*Prompt*
Count how many lines have the word "caption" in them. Reply with that number by itself.

*Data for the task*
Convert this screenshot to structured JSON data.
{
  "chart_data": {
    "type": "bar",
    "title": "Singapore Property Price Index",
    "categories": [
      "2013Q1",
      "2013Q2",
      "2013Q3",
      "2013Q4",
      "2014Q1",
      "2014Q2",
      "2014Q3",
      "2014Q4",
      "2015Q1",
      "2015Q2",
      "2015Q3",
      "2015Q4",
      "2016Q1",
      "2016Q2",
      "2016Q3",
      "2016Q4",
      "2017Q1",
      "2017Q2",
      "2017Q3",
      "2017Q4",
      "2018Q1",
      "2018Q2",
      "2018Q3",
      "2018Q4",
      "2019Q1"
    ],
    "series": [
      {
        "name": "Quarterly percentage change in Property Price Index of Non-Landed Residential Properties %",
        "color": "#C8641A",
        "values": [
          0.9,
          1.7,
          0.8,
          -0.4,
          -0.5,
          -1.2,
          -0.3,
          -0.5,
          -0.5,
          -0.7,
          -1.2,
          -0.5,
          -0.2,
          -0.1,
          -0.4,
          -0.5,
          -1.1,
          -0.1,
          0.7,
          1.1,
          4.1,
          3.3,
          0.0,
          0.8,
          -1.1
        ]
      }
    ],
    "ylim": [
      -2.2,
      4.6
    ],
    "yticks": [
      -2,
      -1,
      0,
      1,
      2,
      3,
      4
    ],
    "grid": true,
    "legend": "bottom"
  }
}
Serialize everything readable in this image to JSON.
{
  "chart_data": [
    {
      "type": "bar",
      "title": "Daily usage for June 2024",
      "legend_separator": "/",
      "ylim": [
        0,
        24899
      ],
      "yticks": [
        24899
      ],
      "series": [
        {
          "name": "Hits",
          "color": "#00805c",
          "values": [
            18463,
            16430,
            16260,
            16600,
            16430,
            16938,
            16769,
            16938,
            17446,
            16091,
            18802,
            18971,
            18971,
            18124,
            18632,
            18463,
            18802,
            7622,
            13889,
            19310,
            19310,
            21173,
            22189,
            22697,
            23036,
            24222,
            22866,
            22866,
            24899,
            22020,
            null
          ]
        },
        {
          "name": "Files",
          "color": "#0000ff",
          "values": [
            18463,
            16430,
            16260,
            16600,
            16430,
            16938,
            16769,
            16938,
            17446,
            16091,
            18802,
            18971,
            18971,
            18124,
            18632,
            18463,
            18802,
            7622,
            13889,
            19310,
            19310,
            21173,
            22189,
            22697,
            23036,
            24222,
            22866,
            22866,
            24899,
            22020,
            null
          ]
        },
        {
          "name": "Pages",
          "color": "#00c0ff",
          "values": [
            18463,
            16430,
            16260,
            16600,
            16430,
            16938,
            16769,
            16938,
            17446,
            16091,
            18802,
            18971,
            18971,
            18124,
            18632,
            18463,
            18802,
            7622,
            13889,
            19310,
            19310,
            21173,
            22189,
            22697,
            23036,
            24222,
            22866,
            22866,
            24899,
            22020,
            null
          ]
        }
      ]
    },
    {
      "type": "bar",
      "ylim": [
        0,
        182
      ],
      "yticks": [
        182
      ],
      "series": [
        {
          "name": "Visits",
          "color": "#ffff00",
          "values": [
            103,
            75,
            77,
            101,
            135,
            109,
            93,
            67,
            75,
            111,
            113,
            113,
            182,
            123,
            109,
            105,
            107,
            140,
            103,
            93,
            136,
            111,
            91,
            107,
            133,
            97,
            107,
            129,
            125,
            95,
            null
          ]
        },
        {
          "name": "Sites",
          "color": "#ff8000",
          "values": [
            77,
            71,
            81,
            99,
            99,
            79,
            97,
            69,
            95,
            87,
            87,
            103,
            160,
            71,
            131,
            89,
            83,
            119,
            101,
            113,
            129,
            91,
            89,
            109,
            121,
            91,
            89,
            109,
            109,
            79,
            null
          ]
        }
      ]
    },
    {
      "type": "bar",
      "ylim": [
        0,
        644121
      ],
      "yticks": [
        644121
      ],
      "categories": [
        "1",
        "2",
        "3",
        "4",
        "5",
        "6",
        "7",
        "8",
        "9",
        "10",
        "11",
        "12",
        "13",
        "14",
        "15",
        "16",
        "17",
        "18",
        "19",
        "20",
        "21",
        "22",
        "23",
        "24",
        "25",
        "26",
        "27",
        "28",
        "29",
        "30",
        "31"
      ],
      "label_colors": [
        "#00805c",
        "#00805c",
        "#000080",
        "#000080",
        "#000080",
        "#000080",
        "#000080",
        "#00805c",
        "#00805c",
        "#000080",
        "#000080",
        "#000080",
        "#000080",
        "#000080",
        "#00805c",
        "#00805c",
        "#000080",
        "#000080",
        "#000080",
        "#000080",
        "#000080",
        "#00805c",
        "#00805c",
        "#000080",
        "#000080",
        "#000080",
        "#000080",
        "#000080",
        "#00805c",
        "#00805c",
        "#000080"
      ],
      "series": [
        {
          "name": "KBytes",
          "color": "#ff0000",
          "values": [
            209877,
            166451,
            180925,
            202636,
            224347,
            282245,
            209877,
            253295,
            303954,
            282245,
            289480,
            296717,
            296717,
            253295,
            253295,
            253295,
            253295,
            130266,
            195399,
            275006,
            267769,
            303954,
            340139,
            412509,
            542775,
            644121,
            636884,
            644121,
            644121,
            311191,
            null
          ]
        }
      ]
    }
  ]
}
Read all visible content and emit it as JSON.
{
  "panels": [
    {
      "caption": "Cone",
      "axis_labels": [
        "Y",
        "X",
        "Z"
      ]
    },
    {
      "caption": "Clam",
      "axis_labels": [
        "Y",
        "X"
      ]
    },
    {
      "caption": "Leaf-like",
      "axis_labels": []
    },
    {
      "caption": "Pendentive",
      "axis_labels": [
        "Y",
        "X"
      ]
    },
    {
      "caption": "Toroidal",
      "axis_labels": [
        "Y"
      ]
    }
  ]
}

*Task solution*
5